▶ [Materials provided]
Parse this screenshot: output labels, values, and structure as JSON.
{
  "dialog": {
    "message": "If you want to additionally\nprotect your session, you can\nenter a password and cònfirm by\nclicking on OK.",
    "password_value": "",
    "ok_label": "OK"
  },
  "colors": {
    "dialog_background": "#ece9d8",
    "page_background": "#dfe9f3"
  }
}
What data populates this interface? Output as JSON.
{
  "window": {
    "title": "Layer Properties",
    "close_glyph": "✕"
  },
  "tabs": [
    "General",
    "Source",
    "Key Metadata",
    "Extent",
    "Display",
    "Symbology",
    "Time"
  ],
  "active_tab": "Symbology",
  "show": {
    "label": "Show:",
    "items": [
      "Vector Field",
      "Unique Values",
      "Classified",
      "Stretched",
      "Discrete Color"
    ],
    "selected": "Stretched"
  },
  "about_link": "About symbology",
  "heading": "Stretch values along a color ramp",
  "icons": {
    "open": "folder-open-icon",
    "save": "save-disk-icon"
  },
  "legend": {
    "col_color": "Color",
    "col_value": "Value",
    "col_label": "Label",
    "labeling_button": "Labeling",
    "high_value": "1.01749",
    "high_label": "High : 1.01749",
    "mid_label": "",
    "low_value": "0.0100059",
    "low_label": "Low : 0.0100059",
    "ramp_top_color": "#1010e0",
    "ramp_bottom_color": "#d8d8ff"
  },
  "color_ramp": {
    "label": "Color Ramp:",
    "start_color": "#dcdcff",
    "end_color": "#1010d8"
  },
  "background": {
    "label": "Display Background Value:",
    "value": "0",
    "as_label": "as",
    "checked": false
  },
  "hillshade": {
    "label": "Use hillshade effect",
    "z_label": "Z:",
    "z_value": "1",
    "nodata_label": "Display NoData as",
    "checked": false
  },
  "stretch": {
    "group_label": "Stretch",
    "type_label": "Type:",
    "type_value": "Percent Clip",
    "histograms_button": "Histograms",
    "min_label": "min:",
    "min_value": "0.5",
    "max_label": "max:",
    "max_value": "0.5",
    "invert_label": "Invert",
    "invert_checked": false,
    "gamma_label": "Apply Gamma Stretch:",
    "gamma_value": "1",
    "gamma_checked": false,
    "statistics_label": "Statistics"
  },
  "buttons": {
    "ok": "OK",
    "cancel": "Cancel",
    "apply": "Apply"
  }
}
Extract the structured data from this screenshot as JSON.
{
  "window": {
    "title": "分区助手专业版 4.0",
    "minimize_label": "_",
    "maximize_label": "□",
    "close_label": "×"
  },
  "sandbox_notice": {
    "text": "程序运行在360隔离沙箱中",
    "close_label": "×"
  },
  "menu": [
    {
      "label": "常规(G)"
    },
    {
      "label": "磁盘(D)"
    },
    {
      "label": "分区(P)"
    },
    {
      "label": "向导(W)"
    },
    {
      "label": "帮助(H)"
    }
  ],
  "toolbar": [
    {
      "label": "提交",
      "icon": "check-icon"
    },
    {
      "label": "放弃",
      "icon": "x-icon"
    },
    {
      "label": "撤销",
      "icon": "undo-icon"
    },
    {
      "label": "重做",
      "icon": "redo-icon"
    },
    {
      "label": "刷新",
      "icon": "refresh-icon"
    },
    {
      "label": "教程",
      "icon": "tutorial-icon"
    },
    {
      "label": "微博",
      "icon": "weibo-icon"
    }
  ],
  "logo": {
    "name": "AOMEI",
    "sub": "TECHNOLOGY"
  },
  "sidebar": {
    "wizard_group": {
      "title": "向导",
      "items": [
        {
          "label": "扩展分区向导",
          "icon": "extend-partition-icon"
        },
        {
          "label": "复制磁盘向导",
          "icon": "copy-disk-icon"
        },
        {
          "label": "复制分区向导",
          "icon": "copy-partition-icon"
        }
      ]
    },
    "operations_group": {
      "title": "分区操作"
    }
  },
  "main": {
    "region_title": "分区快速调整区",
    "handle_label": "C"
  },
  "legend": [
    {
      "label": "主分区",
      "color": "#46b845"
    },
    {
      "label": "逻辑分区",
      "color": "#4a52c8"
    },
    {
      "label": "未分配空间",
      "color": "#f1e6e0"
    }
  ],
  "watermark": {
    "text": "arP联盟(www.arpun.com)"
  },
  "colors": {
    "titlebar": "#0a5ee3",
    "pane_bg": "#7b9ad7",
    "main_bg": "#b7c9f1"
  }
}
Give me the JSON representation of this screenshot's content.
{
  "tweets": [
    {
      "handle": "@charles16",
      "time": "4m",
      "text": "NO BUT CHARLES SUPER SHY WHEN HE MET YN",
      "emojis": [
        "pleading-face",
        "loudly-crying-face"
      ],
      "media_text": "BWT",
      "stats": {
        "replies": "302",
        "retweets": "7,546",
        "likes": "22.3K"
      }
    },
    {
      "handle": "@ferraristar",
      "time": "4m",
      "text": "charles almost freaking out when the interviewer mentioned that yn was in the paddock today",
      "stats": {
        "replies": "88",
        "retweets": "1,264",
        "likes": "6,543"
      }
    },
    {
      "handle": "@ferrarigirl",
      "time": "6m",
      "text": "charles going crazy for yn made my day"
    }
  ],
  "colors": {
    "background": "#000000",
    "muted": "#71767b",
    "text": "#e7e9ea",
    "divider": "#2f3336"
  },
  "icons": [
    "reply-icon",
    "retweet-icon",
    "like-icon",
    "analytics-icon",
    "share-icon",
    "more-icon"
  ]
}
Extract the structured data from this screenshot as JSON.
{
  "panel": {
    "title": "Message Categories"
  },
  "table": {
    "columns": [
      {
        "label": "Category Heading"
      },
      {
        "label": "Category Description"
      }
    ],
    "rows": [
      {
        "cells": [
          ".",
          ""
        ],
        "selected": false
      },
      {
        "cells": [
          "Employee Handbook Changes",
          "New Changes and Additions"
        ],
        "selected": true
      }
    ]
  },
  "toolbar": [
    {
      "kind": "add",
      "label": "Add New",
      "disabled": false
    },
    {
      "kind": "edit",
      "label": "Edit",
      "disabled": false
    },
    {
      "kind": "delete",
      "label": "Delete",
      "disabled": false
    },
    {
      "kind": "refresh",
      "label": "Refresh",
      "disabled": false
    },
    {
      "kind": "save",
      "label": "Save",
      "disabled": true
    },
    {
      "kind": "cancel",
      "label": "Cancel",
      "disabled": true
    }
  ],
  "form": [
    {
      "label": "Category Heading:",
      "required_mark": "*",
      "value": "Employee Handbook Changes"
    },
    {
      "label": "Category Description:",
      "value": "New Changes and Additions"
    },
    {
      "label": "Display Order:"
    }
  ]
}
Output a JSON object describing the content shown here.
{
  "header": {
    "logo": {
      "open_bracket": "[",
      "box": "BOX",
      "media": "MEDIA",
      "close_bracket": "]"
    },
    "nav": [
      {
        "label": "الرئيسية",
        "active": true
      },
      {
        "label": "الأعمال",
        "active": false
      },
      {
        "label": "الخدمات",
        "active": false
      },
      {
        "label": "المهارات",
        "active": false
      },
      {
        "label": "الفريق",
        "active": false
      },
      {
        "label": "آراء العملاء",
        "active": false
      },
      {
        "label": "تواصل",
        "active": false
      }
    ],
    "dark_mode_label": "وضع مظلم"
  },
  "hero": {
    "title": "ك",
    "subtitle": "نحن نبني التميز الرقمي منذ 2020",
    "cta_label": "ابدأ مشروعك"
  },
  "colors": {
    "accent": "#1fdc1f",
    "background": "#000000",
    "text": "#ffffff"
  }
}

▶ [Problem description] Filter lines by "Handbook" and return each hit.

▶ [Right answer]
          "Employee Handbook Changes",
      "value": "Employee Handbook Changes"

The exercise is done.